• INSTRUCTION:
Please list all lines of the material below in which the string "slovanské" occurs.

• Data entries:
______________________________
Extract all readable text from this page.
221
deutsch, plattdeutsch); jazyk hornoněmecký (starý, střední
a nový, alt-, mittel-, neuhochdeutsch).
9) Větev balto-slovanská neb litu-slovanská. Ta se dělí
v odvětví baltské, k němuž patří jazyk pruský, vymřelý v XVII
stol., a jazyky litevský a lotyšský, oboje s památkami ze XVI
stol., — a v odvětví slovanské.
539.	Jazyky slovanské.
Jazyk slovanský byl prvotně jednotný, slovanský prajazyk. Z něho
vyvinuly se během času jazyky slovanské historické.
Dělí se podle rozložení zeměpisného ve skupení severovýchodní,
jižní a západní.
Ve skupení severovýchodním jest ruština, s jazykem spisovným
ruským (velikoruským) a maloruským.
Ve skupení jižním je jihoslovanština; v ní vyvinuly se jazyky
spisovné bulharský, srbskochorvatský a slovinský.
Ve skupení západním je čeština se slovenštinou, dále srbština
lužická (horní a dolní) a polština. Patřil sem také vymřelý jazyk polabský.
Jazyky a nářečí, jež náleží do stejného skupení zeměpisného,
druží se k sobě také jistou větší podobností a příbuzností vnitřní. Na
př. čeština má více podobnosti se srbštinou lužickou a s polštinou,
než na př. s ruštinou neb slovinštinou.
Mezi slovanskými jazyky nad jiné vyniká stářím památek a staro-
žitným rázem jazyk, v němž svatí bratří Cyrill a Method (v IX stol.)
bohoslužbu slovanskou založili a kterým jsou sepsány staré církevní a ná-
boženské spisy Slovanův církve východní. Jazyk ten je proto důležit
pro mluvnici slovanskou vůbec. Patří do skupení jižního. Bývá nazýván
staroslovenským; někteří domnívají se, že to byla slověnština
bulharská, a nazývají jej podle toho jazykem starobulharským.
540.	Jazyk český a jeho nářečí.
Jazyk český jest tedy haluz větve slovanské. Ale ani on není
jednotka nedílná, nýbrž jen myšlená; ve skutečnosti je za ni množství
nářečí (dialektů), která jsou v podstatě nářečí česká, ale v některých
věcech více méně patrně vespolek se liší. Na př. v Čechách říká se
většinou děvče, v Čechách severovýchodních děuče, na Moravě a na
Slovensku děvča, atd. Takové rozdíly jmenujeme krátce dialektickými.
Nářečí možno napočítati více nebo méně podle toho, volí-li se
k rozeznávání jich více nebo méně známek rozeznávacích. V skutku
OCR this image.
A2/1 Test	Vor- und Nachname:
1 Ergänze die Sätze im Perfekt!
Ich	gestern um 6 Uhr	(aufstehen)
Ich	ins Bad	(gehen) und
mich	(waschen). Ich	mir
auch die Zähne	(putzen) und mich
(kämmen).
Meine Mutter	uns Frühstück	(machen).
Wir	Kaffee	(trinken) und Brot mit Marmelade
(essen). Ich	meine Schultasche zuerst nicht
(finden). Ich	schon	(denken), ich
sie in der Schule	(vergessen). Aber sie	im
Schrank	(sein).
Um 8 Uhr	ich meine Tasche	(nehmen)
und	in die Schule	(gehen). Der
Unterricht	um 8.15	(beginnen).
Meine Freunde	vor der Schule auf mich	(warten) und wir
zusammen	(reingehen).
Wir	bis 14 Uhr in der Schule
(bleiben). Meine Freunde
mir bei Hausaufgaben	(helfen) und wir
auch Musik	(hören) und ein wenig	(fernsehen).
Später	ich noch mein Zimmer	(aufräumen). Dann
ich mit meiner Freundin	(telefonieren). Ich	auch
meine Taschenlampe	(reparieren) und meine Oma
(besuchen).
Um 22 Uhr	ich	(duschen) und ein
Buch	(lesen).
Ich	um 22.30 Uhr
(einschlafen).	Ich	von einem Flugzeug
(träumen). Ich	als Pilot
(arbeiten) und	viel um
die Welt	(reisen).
______________________________
• FINISHED ANSWER:
stol., — a v odvětví slovanské.
539.	Jazyky slovanské.
vyvinuly se během času jazyky slovanské historické.
Jazyk český jest tedy haluz větve slovanské. Ale ani on není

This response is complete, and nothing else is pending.